(Dataset records)
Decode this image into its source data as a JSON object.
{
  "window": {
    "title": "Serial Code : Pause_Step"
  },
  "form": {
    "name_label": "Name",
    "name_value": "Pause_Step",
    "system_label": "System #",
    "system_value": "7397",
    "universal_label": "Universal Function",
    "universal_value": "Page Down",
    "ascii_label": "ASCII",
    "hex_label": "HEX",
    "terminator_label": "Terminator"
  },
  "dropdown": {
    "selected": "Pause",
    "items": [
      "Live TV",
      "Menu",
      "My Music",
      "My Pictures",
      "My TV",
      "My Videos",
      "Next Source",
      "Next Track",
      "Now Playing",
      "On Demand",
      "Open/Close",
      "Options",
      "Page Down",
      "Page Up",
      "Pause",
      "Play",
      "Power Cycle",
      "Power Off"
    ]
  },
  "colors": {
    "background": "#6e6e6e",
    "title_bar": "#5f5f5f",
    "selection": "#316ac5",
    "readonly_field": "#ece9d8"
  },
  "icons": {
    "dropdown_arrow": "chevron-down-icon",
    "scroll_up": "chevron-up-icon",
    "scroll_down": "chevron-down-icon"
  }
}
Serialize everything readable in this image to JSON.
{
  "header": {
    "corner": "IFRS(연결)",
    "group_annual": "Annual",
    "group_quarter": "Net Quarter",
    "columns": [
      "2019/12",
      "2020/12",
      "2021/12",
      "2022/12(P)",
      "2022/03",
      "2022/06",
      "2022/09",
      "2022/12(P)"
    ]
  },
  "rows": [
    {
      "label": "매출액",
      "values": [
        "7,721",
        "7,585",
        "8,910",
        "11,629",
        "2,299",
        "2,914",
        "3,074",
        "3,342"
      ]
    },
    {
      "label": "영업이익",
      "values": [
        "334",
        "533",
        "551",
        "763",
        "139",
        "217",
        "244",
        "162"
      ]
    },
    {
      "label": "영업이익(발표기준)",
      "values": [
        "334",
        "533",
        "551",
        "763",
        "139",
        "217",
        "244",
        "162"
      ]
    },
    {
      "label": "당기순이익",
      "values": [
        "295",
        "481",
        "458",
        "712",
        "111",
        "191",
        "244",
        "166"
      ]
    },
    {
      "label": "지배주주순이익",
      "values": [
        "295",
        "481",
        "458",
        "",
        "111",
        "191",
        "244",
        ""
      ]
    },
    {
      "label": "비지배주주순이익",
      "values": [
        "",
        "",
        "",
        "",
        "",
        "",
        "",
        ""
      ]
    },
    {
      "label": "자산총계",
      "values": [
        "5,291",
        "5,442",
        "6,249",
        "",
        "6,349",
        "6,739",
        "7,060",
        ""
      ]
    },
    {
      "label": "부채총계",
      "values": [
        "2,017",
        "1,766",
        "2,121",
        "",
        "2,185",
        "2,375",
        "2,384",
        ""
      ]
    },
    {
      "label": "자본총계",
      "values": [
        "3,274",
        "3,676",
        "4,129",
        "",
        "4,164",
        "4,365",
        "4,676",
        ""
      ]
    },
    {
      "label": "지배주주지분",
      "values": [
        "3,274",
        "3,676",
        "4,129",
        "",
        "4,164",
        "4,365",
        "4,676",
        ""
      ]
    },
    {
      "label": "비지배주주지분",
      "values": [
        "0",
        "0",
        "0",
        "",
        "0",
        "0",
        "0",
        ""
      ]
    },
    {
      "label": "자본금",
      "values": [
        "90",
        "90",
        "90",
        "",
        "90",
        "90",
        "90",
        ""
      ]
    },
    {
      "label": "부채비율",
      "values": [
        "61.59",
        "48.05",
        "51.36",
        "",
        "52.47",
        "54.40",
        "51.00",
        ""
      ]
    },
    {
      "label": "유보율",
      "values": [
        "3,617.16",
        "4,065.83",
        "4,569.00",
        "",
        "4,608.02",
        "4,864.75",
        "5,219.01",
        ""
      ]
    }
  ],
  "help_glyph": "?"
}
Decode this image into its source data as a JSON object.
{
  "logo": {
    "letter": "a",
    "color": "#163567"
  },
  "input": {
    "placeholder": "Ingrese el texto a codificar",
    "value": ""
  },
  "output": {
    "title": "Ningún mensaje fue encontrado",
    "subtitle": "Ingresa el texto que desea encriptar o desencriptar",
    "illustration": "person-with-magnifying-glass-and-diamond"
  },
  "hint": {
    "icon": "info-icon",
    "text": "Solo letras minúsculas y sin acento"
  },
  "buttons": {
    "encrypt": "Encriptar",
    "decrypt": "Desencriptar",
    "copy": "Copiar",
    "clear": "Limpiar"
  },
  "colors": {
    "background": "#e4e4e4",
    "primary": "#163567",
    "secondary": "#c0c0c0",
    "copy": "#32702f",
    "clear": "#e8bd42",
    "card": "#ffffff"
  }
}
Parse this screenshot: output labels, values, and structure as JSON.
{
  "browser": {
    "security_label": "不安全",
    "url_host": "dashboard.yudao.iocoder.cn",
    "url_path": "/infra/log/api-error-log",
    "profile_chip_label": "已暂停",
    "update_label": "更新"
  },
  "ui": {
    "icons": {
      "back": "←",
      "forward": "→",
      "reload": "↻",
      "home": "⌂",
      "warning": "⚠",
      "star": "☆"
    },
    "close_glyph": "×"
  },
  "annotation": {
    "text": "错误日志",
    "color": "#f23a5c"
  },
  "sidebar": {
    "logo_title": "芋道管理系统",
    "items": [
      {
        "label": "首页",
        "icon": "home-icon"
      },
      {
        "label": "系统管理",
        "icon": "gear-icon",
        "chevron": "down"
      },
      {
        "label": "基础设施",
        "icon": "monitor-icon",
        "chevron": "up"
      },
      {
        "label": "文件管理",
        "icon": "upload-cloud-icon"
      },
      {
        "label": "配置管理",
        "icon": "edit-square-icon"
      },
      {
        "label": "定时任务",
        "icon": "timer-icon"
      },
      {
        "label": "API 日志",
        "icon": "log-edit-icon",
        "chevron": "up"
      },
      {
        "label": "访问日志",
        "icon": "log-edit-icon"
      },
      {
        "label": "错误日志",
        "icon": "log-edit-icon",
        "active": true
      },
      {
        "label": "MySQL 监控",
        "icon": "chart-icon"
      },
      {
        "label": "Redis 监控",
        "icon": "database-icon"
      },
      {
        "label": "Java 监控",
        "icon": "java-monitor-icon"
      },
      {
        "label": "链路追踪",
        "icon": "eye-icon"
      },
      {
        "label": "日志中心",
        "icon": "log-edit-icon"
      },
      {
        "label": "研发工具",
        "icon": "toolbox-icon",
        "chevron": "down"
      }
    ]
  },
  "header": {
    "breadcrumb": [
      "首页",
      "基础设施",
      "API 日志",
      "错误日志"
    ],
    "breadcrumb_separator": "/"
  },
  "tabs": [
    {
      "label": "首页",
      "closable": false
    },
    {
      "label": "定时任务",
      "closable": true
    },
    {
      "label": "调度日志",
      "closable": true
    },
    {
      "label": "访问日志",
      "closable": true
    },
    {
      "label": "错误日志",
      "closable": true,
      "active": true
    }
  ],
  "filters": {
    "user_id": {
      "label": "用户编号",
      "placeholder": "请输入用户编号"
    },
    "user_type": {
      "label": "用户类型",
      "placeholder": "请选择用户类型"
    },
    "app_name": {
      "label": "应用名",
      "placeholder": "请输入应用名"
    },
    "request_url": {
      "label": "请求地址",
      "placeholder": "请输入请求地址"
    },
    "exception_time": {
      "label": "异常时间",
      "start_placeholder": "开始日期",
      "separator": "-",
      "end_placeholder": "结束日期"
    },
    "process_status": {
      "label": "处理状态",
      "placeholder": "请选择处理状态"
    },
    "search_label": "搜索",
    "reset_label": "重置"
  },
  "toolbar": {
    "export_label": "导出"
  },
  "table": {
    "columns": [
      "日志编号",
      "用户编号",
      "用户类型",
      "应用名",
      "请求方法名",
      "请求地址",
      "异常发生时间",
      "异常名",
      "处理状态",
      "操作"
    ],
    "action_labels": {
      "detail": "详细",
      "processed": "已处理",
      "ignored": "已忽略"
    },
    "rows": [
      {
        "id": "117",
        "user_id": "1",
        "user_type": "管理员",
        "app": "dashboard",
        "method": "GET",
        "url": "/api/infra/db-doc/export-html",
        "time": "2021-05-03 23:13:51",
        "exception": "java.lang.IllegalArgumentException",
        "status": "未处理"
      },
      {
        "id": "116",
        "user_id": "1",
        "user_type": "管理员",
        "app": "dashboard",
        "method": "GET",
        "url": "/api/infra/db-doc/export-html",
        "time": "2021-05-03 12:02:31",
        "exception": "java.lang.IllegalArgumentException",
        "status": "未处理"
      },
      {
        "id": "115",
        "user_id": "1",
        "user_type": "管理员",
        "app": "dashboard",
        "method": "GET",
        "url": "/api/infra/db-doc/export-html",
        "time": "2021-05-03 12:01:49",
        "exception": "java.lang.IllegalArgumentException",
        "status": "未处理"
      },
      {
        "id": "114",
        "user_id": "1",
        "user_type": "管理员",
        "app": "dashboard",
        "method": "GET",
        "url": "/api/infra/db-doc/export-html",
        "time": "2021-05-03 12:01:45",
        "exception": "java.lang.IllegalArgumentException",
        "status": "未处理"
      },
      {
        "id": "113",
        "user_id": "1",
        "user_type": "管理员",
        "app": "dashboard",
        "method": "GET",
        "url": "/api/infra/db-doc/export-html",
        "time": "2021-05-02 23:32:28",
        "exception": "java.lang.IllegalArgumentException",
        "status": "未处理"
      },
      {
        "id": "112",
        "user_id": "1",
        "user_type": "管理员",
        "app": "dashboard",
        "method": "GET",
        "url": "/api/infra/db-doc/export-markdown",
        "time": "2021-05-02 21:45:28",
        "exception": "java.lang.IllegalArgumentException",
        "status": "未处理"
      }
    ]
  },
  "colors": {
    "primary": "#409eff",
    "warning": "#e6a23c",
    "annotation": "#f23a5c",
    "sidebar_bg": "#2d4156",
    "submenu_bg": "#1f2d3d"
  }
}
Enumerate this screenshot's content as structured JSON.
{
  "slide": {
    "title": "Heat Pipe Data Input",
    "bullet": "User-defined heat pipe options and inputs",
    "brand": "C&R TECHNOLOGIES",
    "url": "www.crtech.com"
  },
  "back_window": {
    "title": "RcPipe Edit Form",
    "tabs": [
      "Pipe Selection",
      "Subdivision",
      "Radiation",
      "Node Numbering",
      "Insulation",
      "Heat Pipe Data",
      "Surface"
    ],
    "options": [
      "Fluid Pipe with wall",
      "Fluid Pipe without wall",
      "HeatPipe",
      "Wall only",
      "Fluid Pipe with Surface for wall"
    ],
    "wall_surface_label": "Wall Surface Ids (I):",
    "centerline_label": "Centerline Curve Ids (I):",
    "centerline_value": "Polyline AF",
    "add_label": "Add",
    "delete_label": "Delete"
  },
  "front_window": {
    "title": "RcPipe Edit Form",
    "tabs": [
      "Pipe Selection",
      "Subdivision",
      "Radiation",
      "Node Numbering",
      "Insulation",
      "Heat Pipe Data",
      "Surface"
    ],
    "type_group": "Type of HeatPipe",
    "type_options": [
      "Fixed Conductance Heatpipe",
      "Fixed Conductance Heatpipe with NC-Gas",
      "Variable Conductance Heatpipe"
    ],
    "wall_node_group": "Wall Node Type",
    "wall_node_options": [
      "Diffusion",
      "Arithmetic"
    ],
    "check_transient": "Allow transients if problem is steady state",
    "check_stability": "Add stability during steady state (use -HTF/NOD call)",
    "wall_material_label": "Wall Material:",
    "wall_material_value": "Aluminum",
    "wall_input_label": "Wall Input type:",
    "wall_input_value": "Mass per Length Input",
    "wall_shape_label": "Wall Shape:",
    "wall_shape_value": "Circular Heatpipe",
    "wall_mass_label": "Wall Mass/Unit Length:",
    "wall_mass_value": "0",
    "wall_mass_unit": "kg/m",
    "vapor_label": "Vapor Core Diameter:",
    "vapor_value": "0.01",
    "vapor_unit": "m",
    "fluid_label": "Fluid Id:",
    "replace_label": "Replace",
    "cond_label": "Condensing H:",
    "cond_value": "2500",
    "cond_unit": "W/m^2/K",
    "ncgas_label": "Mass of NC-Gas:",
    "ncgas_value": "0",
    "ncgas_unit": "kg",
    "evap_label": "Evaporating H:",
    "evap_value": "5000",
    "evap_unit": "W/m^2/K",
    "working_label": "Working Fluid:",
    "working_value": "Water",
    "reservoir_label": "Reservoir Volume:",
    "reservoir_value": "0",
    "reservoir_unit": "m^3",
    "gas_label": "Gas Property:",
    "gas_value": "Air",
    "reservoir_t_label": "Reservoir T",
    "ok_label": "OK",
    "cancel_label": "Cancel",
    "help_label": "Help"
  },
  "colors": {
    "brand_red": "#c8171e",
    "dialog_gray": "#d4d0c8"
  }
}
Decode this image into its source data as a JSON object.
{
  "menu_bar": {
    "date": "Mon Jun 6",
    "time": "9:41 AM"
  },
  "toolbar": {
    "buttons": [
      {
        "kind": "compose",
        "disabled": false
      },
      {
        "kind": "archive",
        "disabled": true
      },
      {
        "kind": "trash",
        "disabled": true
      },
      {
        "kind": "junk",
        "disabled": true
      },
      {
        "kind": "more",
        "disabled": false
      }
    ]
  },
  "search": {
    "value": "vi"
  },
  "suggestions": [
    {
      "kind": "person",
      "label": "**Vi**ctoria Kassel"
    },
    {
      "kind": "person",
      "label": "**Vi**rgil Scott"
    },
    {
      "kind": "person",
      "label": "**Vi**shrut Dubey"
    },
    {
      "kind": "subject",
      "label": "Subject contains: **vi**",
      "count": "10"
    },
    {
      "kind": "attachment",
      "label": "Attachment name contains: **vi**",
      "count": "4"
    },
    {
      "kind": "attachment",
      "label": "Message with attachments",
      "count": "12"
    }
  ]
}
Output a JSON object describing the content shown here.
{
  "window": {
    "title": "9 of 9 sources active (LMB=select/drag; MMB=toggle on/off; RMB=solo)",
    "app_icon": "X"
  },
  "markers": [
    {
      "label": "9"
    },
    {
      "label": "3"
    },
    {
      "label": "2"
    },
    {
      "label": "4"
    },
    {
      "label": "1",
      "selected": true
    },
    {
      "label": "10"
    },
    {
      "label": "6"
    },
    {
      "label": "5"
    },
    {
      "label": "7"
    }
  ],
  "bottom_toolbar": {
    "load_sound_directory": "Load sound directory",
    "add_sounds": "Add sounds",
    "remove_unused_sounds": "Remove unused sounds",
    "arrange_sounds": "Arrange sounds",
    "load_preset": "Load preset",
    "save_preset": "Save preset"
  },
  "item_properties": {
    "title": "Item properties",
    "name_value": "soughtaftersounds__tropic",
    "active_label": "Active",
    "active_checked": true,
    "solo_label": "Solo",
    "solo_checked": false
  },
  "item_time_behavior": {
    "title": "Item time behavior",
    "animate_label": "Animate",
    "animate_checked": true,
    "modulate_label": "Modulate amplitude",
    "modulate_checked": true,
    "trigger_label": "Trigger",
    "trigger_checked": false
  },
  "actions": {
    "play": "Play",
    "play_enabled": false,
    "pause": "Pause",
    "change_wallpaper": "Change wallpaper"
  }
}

PROMPT:
Give the number of lines in the entries above that include the string "Surface". No other output is expected.

RESULT OF THIS EXERCISE:
4